#### [TASK DIRECTIONS]
Extract and list every line that contains the word "revised".

>> START STORED ROWS

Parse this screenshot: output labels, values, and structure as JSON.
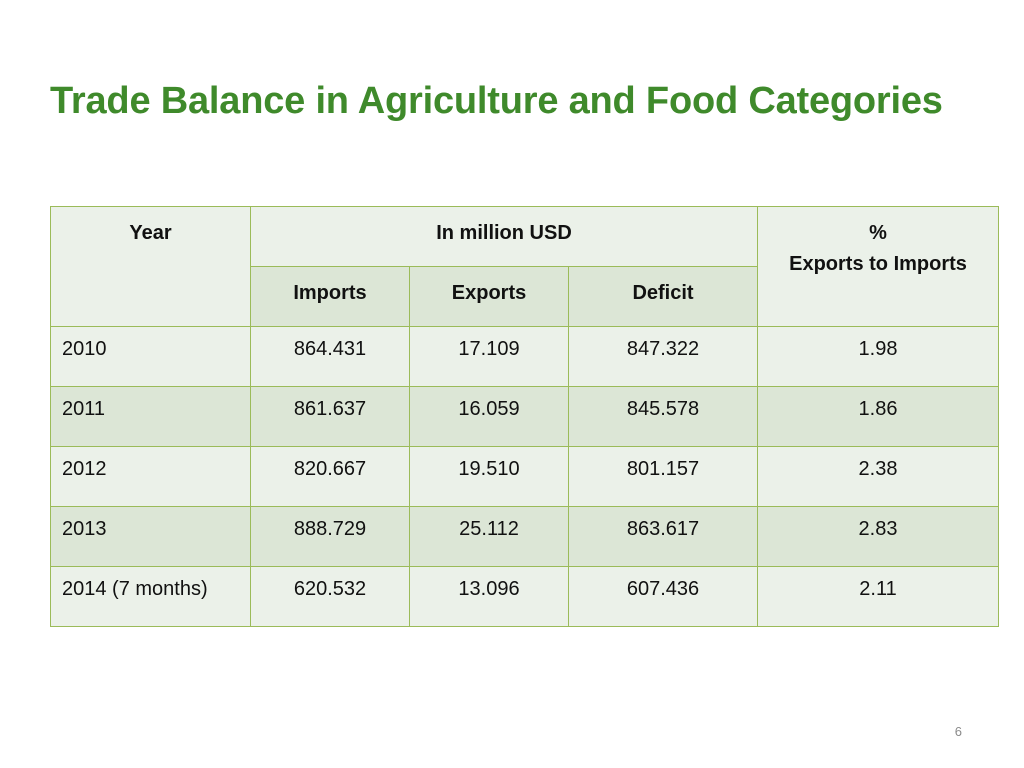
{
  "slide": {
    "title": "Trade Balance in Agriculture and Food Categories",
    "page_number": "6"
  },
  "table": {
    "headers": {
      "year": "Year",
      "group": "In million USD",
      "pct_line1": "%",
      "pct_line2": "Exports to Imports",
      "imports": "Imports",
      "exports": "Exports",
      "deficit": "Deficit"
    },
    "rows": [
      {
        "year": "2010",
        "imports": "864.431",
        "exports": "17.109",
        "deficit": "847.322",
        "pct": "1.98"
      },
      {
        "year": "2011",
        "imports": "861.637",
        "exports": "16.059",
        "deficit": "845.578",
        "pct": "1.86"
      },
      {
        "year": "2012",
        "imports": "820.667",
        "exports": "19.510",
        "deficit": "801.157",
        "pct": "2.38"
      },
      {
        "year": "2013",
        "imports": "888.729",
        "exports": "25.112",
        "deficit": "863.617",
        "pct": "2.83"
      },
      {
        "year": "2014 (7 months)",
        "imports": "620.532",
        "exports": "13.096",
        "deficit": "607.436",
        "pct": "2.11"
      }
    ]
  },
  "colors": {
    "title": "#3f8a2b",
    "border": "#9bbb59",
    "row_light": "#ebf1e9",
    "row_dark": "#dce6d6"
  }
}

>> END STORED ROWS
>> START STORED ROWS

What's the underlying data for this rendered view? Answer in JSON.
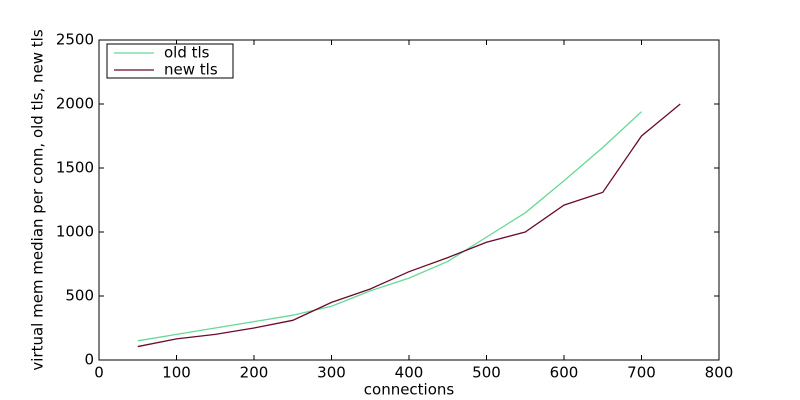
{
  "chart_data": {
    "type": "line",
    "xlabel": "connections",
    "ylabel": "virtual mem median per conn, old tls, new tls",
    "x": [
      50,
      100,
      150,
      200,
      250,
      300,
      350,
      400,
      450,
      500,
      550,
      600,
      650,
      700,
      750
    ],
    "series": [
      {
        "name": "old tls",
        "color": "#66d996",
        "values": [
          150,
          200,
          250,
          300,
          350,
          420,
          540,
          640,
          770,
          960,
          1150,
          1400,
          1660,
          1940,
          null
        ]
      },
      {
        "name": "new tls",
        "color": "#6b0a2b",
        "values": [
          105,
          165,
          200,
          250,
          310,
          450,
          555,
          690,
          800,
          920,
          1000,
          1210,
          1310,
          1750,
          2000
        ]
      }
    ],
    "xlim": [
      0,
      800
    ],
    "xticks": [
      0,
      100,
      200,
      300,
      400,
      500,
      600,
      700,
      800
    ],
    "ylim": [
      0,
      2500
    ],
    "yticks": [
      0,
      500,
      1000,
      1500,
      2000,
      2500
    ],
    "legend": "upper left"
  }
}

>> END STORED ROWS
>> START STORED ROWS

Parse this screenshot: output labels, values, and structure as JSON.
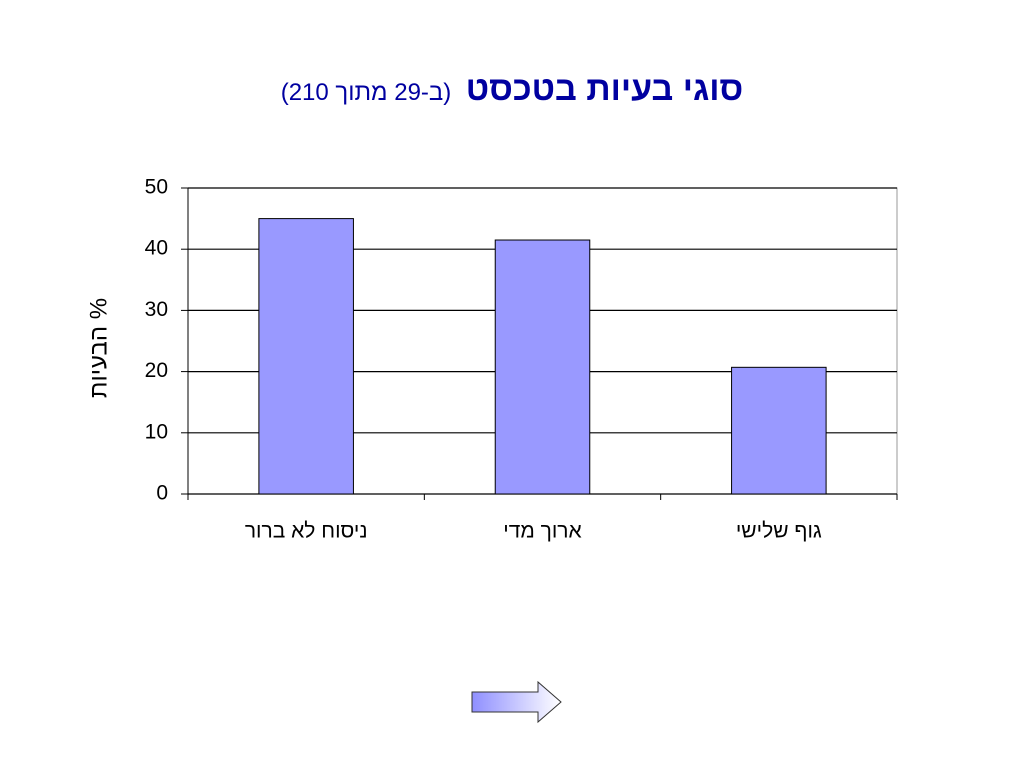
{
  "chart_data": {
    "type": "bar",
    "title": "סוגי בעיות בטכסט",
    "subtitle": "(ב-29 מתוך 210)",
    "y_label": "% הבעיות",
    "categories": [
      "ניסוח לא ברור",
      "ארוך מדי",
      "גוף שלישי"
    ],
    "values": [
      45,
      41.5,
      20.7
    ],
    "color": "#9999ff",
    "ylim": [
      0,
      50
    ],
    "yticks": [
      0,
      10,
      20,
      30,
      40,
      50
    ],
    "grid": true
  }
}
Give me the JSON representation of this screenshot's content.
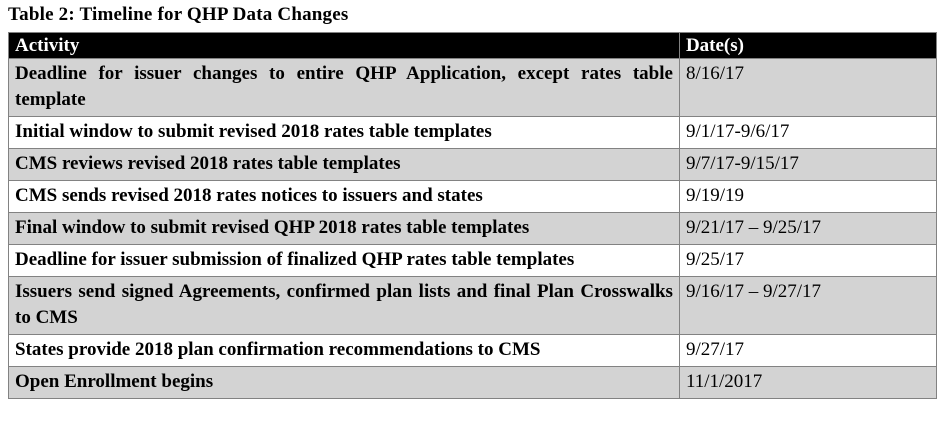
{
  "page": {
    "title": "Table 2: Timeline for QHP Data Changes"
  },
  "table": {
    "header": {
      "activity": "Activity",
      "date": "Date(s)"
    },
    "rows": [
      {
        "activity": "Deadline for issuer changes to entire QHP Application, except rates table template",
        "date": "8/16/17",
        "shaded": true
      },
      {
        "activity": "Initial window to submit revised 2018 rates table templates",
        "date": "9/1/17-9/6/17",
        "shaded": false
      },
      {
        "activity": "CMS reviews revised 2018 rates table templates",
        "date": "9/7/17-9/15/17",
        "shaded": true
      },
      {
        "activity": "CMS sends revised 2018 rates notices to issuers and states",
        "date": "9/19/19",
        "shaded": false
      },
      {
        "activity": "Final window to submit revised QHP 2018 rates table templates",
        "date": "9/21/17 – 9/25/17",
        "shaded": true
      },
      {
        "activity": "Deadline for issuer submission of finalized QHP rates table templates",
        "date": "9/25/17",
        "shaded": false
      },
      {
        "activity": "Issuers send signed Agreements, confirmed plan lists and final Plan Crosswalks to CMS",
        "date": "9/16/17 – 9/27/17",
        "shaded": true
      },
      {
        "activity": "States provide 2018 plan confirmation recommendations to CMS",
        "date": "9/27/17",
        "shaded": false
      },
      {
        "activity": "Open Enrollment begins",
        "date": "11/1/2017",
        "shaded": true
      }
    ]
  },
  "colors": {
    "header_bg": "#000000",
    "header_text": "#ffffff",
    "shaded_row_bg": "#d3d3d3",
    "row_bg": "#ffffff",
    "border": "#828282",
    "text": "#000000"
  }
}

>> END STORED ROWS

#### [EXERCISE RESULT]
        "activity": "Initial window to submit revised 2018 rates table templates",
        "activity": "CMS reviews revised 2018 rates table templates",
        "activity": "CMS sends revised 2018 rates notices to issuers and states",
        "activity": "Final window to submit revised QHP 2018 rates table templates",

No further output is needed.